___ Entries provided ___
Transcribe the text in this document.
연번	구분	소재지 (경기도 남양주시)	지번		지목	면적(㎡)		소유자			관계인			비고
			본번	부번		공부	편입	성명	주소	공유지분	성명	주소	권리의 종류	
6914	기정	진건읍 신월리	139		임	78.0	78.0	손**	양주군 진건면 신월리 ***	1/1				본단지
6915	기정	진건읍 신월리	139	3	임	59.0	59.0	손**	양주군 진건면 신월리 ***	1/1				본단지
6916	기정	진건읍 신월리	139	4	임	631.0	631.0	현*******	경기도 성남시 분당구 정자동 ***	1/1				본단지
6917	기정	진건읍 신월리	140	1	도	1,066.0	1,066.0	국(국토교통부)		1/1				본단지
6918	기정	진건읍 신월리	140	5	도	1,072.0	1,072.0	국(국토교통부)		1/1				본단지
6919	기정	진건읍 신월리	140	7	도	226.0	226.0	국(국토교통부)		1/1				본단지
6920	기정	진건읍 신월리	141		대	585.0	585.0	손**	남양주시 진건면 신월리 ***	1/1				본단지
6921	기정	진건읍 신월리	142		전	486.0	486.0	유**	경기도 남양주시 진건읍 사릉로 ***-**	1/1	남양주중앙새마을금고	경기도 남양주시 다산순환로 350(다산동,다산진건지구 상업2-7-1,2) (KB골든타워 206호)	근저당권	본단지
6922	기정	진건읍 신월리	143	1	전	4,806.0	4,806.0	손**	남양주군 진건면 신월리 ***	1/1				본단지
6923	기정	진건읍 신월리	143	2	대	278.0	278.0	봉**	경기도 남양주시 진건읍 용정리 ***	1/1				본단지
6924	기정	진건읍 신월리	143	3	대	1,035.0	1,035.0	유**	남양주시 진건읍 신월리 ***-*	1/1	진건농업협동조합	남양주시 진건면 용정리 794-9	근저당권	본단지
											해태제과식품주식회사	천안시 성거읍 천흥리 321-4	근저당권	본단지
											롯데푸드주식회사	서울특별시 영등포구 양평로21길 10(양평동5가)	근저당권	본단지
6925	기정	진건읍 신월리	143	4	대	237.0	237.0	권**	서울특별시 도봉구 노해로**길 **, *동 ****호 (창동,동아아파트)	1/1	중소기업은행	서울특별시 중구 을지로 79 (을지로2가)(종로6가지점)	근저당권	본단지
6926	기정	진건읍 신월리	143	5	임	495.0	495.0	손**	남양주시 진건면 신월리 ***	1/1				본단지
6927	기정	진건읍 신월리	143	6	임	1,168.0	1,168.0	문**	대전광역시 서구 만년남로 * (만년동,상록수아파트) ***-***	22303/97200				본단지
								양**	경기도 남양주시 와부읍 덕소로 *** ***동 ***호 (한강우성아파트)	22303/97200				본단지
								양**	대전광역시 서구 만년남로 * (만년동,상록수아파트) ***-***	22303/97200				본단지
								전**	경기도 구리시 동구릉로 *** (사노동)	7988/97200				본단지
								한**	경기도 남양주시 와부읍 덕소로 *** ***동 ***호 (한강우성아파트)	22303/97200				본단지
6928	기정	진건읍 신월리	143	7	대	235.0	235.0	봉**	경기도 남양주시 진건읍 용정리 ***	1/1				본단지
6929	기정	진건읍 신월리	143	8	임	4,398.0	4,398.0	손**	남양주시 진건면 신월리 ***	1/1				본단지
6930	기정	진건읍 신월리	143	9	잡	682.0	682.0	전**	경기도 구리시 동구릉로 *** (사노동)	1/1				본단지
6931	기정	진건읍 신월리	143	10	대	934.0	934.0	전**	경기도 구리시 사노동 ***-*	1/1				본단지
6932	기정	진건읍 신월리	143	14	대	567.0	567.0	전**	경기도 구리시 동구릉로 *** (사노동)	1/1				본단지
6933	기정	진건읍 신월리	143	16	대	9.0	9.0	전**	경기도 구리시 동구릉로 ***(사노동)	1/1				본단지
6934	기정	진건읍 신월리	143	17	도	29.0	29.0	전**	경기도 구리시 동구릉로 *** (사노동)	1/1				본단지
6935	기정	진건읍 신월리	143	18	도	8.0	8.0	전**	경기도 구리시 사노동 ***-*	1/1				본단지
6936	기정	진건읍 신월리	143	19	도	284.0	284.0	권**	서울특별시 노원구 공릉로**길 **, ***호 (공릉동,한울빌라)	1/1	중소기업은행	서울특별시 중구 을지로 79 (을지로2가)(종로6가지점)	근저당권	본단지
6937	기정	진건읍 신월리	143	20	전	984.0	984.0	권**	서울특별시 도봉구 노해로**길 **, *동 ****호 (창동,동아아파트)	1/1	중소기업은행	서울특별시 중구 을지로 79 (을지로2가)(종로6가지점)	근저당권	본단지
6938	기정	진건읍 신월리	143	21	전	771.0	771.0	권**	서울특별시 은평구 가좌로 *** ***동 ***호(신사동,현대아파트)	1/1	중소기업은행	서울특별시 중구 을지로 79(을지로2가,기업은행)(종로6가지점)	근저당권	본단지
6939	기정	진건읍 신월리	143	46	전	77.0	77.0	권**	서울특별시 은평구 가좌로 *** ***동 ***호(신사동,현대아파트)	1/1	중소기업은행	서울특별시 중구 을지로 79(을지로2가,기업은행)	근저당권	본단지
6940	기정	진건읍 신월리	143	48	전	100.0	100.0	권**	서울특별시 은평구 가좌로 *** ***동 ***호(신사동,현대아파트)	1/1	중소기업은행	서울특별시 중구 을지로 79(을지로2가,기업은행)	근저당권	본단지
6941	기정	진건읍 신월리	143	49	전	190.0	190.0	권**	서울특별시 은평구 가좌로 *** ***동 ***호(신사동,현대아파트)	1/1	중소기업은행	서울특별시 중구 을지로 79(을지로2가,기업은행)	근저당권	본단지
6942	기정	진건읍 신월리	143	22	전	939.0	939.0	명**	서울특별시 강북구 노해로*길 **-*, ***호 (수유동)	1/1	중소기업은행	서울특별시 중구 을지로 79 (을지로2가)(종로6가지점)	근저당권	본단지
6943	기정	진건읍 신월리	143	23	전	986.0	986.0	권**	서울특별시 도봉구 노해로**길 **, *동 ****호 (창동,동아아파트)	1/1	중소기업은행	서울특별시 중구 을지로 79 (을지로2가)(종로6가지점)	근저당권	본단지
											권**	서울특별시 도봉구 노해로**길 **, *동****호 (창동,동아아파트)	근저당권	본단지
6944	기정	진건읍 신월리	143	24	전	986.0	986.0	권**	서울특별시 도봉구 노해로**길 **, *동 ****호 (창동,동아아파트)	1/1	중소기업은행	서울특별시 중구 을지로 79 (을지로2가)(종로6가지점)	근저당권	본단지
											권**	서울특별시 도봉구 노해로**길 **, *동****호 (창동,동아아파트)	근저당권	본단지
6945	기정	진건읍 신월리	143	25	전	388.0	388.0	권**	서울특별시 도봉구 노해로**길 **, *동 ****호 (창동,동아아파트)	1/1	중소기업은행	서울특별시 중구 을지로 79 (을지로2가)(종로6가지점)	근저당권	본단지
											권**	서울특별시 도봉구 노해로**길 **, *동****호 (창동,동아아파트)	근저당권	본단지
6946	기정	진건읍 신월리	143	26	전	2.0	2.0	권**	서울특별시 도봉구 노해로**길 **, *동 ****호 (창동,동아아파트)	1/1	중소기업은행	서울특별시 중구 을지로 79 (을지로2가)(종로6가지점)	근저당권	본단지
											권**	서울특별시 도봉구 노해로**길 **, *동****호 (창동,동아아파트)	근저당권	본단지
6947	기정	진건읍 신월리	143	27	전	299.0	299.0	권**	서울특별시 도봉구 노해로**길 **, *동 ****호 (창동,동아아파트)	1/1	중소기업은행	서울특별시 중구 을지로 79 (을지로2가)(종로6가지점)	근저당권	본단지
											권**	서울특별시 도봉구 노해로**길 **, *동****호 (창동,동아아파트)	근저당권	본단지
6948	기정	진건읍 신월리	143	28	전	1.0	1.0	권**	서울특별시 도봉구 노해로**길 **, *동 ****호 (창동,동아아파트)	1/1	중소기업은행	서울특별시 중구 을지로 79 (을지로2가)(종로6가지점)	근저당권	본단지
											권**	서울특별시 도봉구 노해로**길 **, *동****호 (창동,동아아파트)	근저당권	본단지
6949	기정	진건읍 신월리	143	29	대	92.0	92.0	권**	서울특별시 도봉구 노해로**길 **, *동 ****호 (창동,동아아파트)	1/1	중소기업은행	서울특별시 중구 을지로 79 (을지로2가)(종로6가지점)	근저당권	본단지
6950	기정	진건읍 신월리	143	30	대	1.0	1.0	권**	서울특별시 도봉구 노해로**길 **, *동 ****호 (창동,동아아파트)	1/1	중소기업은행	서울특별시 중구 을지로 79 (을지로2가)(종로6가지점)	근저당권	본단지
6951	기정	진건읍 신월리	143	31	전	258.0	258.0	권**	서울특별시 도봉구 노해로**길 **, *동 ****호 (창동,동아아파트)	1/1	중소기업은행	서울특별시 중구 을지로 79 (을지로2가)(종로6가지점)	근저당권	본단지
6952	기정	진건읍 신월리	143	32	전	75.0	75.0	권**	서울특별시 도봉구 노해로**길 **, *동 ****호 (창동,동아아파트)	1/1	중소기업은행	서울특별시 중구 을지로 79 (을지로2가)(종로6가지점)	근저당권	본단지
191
___
Task goal
Tally the lines of the preceding listing in which the word "동구릉로" appears; state nothing but the total.

Task output
5